From the old board, I launched the "President Luthor" thread with this post (July 21, 2003):
At my last visit to my friendly neighborhood comics shop, I say the President Luthor trade paperback. I haven't read the Superman titles for several years (heresy, I know), and the notion of Lex Luthor becoming President of the U.S. wasn't enough to entice me back.
It's a nifty idea, I'll admit ... but the time to do it was very shortly after the Crisis/John Byrne reboot, when the notion of Luthor-as-business-mogul was still fresh and he hadn't amassed a history of dirty deeds that we readers know about, even if the good folks of the DC Universe don't.
But he has that history ... so how come the heroes of the DCU let him run for office without exposing him? I know that with great power comes great responsibility, and the heroes shy from influencing public policy and all -- but C'MON! He's a villain! They couldn't say ANYTHING? So what if he'll sue them!?! Truth is an absolute defense against libel, at least in this country.
I was curious about whether Luthor had won the election honestly -- or at least legitimately. If he rigged the election somehow, that's even more reason for the heroes to take a hand.

COLLECTED DATA »
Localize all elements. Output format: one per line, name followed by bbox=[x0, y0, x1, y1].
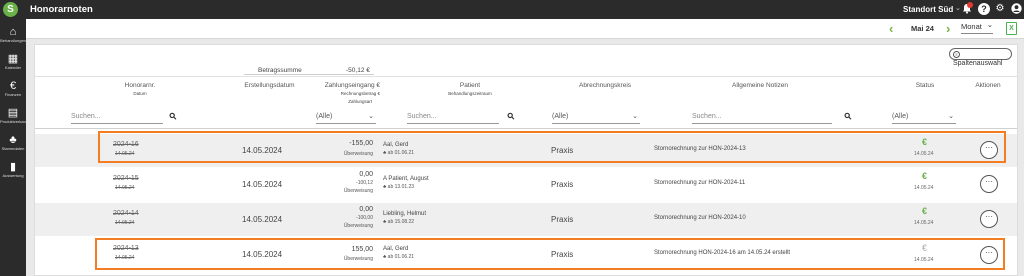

TASKS »
1. Rewrite the paragraph of the President Luthor post that begins "But he has that history" in one or two shorter sentences, keeping its main points.
2. According to the President Luthor post, on what date was the thread launched?
3. Summarize the President Luthor post in two sentences.
The material above is separate from the President Luthor post.

ANSWERS »
1. Given Luthor's known villainous history, the DCU heroes should have exposed him instead of letting him run for office. Neither their reluctance to influence public policy nor the threat of a lawsuit is an excuse, since truth is an absolute defense against libel in the writer's country.

2. July 21, 2003.

3. The writer, who hadn't read the Superman titles for several years, started the "President Luthor" thread after noticing the President Luthor trade paperback at a comics shop. The writer calls Luthor's presidency a nifty idea best done soon after the Crisis/John Byrne reboot, asks why the DCU heroes let a known villain run for office without exposing him, and wonders whether he won the election legitimately.